GEGEVEN MATERIAAL -

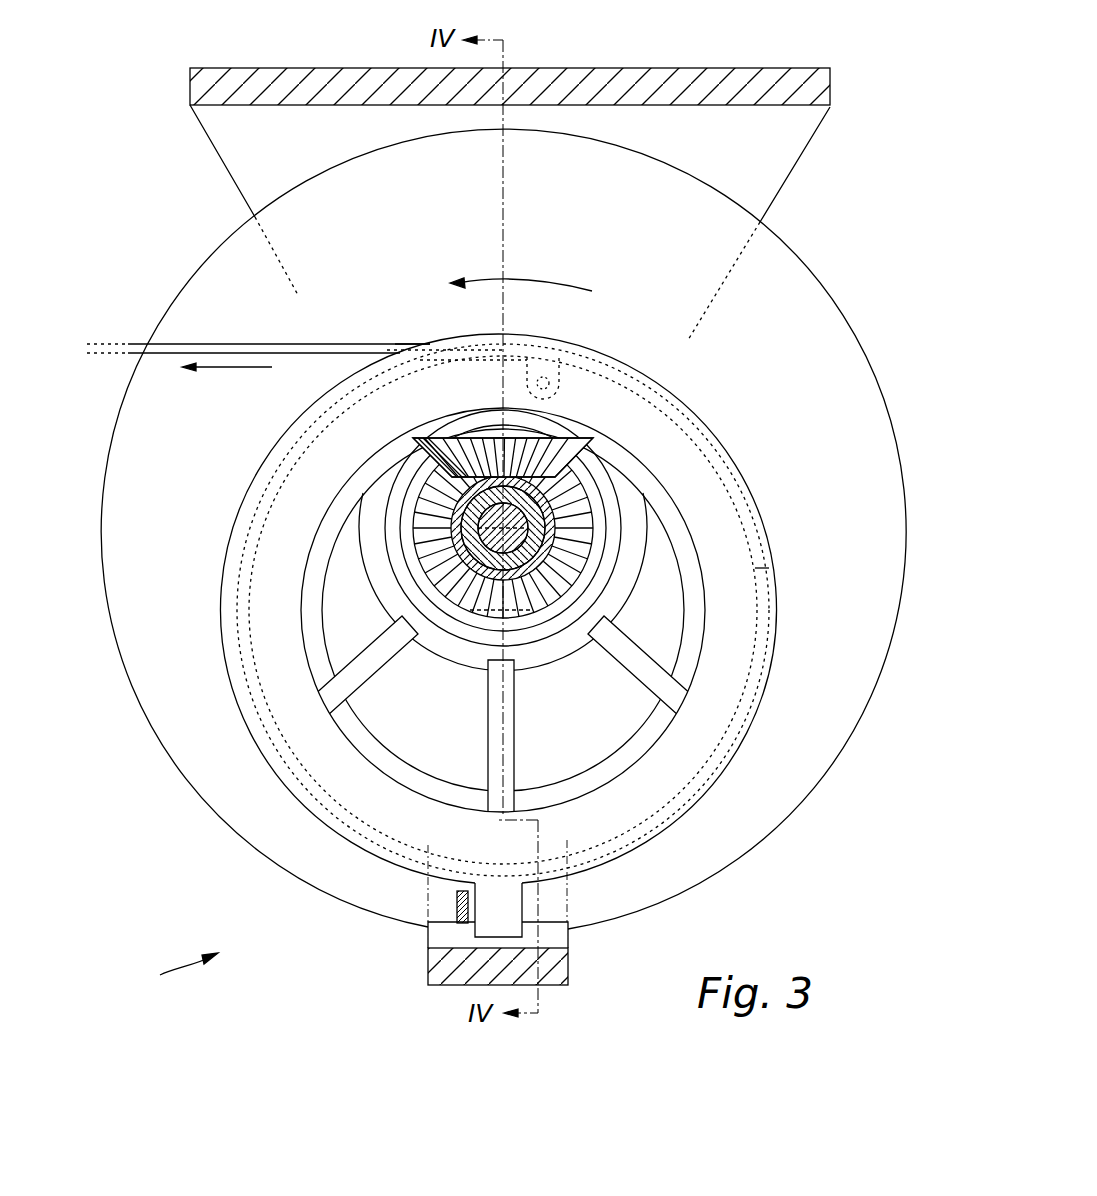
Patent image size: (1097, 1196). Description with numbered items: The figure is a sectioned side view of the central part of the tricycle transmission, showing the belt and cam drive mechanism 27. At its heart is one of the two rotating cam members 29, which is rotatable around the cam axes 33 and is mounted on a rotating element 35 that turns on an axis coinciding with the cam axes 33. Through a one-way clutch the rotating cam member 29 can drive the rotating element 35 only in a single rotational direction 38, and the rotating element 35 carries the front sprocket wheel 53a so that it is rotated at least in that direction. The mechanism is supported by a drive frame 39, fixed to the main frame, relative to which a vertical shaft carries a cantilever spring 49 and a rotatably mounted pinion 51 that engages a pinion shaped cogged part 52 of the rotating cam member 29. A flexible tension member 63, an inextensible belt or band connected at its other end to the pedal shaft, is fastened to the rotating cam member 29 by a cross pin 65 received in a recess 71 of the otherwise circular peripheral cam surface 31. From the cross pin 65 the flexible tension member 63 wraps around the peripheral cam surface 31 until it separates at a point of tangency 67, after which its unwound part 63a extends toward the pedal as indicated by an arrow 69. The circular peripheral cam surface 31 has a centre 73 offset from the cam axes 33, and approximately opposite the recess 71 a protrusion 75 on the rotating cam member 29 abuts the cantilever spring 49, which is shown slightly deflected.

The belt and cam drive mechanism 27 is at (178, 982).
The rotating cam member 29 is at (732, 430).
The peripheral cam surface 31 is at (767, 567).
The cam axes 33 is at (565, 494).
The rotating element 35 is at (503, 619).
The rotational direction 38 is at (540, 283).
The drive frame 39 is at (640, 68).
The cantilever spring 49 is at (457, 908).
The pinion 51 is at (462, 440).
The pinion shaped cogged part 52 is at (395, 495).
The front sprocket wheel 53a is at (808, 263).
The flexible tension member 63 is at (757, 500).
The unwound part 63a is at (272, 345).
The cross pin 65 is at (543, 377).
The point of tangency 67 is at (440, 345).
The arrow 69 is at (216, 368).
The recess 71 is at (565, 372).
The centre 73 is at (487, 612).
The protrusion 75 is at (512, 906).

OPDRACHT -
Tel in hoeveel regels van het materiaal hierboven het woord "cantilever" staat, waarbij hoofdletters en kleine letters verschillen. Geef alleen het aantal.

UITKOMST -
2